━━━ Task inputs ━━━

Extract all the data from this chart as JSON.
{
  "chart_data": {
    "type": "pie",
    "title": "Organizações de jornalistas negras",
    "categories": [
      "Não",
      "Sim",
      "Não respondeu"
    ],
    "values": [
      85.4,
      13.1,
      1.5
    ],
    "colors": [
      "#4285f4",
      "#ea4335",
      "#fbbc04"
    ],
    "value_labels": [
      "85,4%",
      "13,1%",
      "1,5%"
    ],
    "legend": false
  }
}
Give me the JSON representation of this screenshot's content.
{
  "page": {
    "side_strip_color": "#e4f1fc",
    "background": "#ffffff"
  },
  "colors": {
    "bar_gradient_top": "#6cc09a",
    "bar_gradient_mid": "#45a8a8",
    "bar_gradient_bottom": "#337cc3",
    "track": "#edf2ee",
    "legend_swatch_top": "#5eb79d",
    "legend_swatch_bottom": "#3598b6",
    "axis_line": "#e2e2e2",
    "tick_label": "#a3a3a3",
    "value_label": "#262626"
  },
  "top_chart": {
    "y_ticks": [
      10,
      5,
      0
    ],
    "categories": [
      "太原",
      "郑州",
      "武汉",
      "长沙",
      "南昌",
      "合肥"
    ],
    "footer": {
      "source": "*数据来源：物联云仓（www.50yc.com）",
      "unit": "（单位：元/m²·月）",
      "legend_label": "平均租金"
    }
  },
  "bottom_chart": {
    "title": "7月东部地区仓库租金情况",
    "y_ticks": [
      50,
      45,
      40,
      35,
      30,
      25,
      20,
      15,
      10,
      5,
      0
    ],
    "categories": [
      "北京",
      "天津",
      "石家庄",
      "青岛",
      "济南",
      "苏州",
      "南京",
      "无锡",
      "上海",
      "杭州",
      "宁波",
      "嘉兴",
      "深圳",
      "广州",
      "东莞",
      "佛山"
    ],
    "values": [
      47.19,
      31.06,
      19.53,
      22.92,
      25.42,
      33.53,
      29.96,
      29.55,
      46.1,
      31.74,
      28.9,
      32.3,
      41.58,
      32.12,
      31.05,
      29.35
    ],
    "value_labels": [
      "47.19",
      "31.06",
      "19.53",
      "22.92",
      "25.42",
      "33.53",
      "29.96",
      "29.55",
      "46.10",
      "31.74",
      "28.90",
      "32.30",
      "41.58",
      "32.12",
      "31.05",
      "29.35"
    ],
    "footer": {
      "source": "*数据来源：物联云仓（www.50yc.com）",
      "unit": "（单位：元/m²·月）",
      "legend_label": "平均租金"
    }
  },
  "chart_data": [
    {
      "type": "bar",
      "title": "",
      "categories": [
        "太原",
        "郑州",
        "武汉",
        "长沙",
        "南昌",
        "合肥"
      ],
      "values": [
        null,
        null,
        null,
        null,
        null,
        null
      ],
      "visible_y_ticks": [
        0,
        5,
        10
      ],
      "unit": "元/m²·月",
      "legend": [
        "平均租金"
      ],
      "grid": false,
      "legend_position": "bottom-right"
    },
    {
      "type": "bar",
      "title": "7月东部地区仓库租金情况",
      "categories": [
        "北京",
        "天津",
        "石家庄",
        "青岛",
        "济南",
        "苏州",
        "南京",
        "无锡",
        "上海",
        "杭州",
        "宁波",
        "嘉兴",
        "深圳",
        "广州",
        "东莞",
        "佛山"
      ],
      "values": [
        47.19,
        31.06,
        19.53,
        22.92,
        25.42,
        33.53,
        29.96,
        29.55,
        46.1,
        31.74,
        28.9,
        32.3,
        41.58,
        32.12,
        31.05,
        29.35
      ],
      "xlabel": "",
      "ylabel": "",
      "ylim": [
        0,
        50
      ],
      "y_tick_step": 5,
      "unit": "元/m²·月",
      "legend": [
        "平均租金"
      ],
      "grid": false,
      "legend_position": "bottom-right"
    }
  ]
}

━━━

Copy every line of the listing that includes the string "this".

Extract all the data from this chart as JSON.
Give me the JSON representation of this screenshot's content.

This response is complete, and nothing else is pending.